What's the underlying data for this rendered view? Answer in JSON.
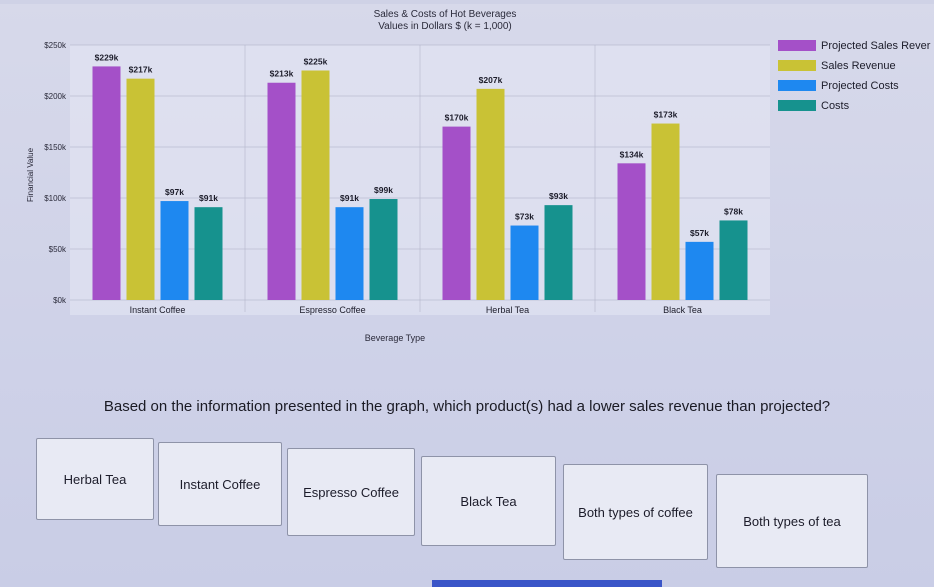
{
  "chart_data": {
    "type": "bar",
    "title": "Sales & Costs of Hot Beverages",
    "subtitle": "Values in Dollars $ (k = 1,000)",
    "xlabel": "Beverage Type",
    "ylabel": "Financial Value",
    "ylim": [
      0,
      250
    ],
    "yticks": [
      "$0k",
      "$50k",
      "$100k",
      "$150k",
      "$200k",
      "$250k"
    ],
    "categories": [
      "Instant Coffee",
      "Espresso Coffee",
      "Herbal Tea",
      "Black Tea"
    ],
    "series": [
      {
        "name": "Projected Sales Rever",
        "color": "#a450c8",
        "values": [
          229,
          213,
          170,
          134
        ],
        "labels": [
          "$229k",
          "$213k",
          "$170k",
          "$134k"
        ]
      },
      {
        "name": "Sales Revenue",
        "color": "#c9c235",
        "values": [
          217,
          225,
          207,
          173
        ],
        "labels": [
          "$217k",
          "$225k",
          "$207k",
          "$173k"
        ]
      },
      {
        "name": "Projected Costs",
        "color": "#1e88f0",
        "values": [
          97,
          91,
          73,
          57
        ],
        "labels": [
          "$97k",
          "$91k",
          "$73k",
          "$57k"
        ]
      },
      {
        "name": "Costs",
        "color": "#16928e",
        "values": [
          91,
          99,
          93,
          78
        ],
        "labels": [
          "$91k",
          "$99k",
          "$93k",
          "$78k"
        ]
      }
    ],
    "legend": "top-right",
    "grid": true
  },
  "question": "Based on the information presented in the graph, which product(s) had a lower sales revenue than projected?",
  "answers": [
    "Herbal Tea",
    "Instant Coffee",
    "Espresso Coffee",
    "Black Tea",
    "Both types of coffee",
    "Both types of tea"
  ]
}
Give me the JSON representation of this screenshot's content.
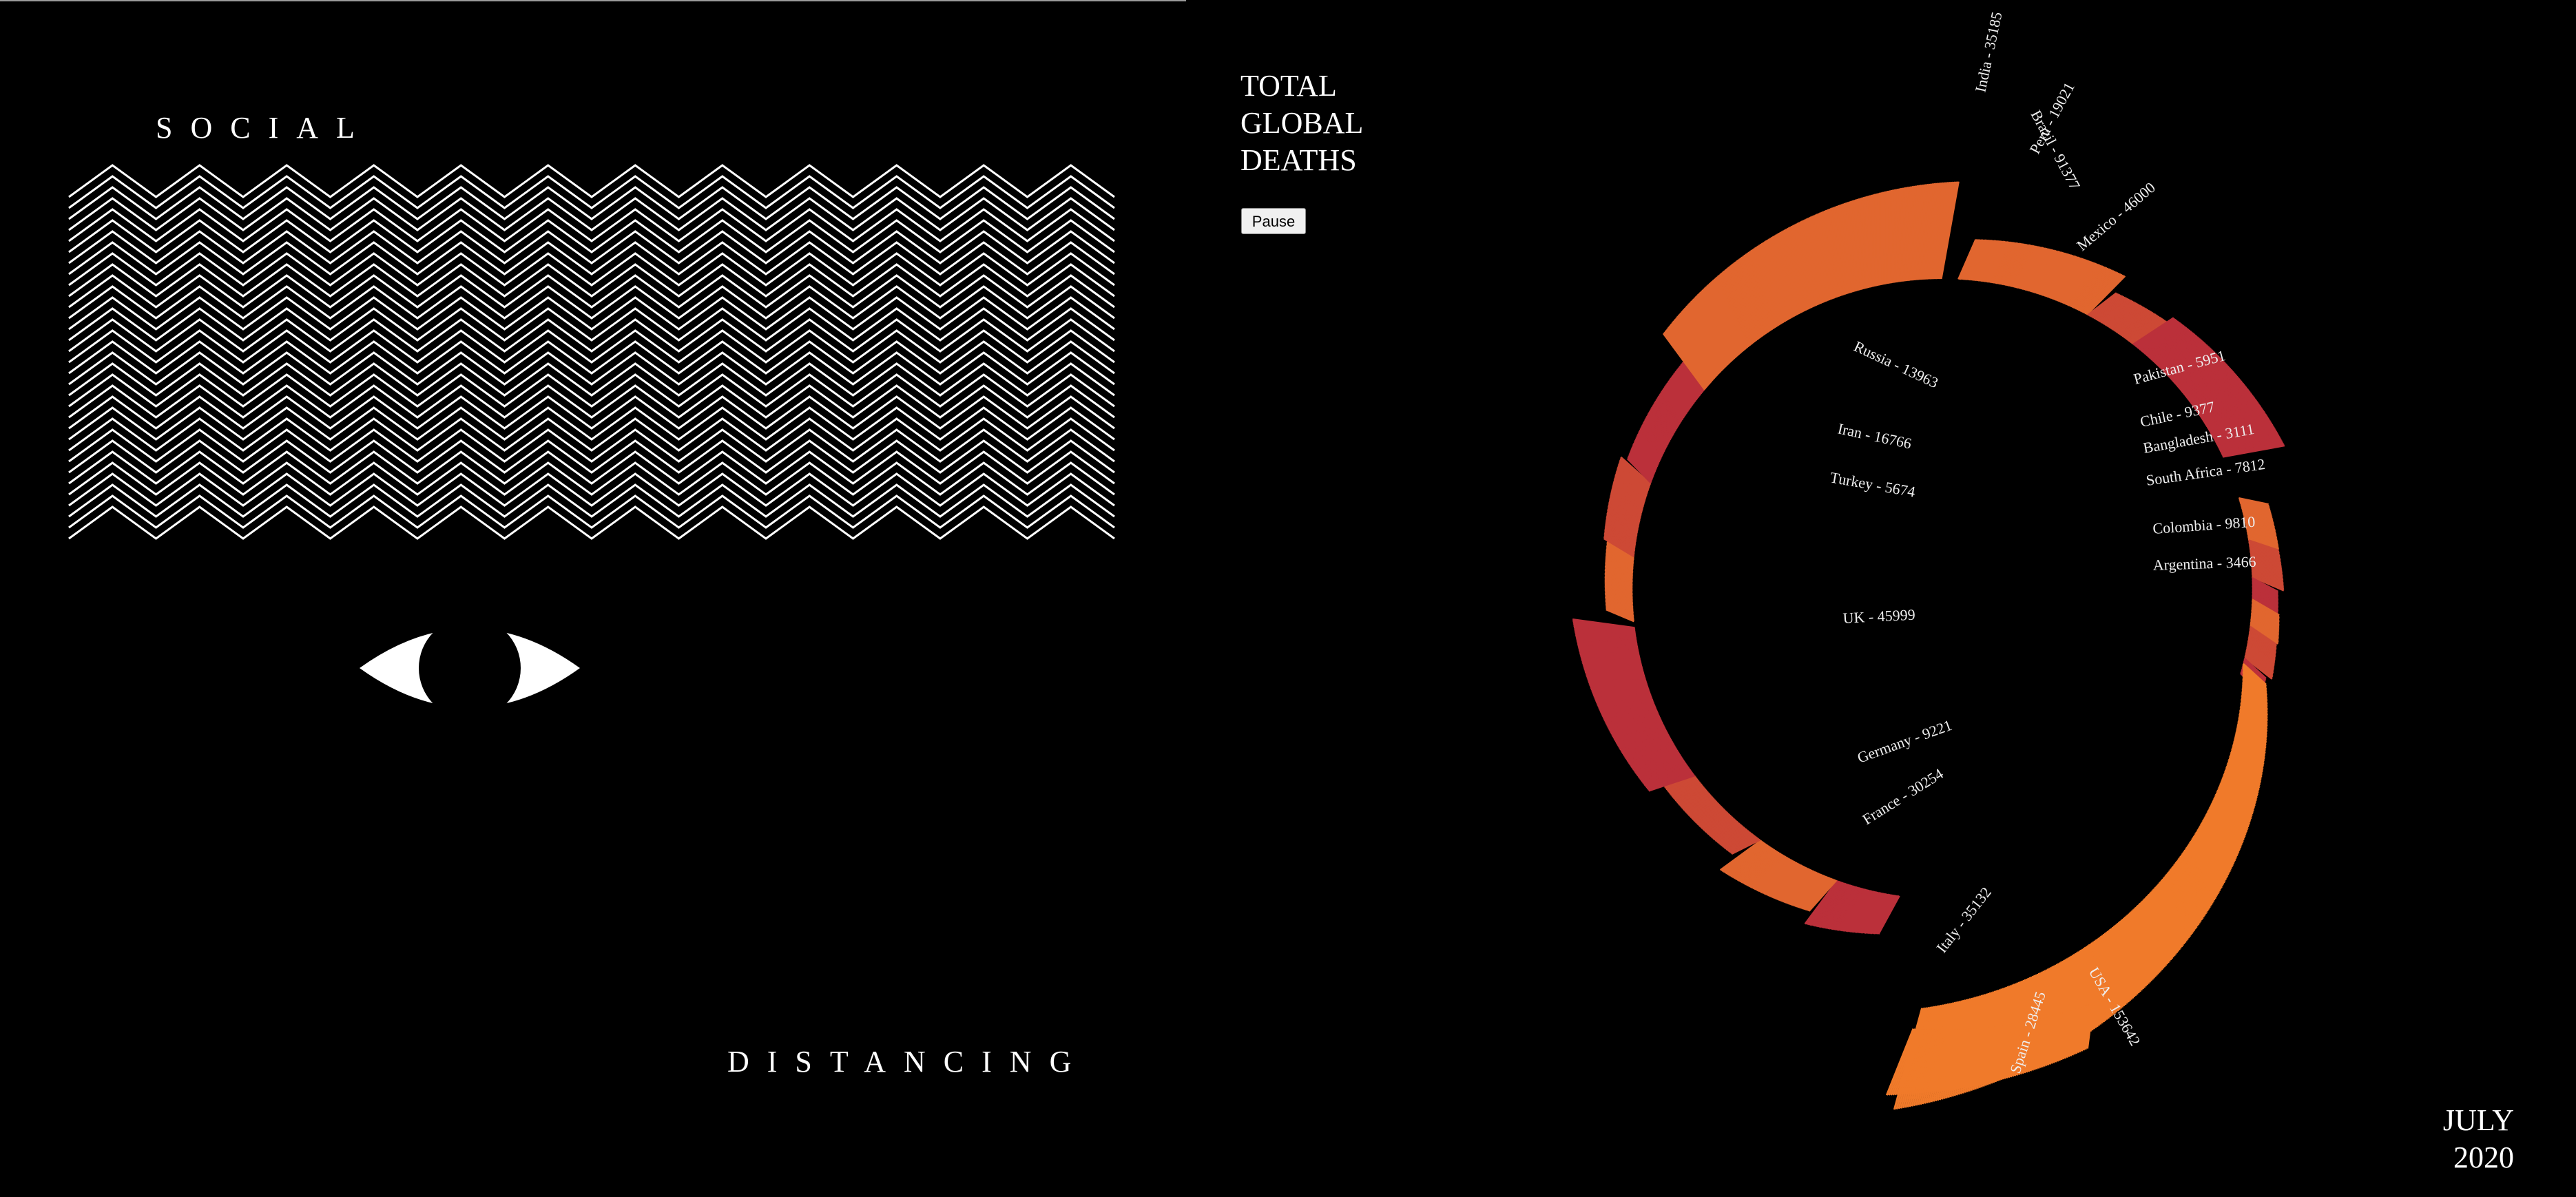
{
  "left": {
    "word_top": "SOCIAL",
    "word_bottom": "DISTANCING"
  },
  "right": {
    "title_lines": [
      "TOTAL",
      "GLOBAL",
      "DEATHS"
    ],
    "pause_label": "Pause",
    "month": "JULY",
    "year": "2020"
  },
  "chart_data": {
    "type": "radial-bar",
    "title": "TOTAL GLOBAL DEATHS",
    "period": "JULY 2020",
    "colors": {
      "low": "#f07a2a",
      "high": "#b5283c",
      "mid": "#e04a3a"
    },
    "categories": [
      "India",
      "Peru",
      "Mexico",
      "Pakistan",
      "Chile",
      "Bangladesh",
      "South Africa",
      "Colombia",
      "Argentina",
      "USA",
      "Spain",
      "Italy",
      "France",
      "Germany",
      "UK",
      "Turkey",
      "Iran",
      "Russia",
      "Brazil"
    ],
    "values": [
      35185,
      19021,
      46000,
      5951,
      9377,
      3111,
      7812,
      9810,
      3466,
      153642,
      28445,
      35132,
      30254,
      9221,
      45999,
      5674,
      16766,
      13963,
      91377
    ],
    "labels": [
      "India - 35185",
      "Peru - 19021",
      "Mexico - 46000",
      "Pakistan - 5951",
      "Chile - 9377",
      "Bangladesh - 3111",
      "South Africa - 7812",
      "Colombia - 9810",
      "Argentina - 3466",
      "USA - 153642",
      "Spain - 28445",
      "Italy - 35132",
      "France - 30254",
      "Germany - 9221",
      "UK - 45999",
      "Turkey - 5674",
      "Iran - 16766",
      "Russia - 13963",
      "Brazil - 91377"
    ]
  }
}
┄┄┄┄┄┄┄┄┄┄
- _WORK TO BE COMPLETED_
In the listing, find every line containing the word "Costs" and list it.

- _FINISHED ANSWER_
    "title": "Sales & Costs of Hot Beverages",
        "name": "Projected Costs",
        "name": "Costs",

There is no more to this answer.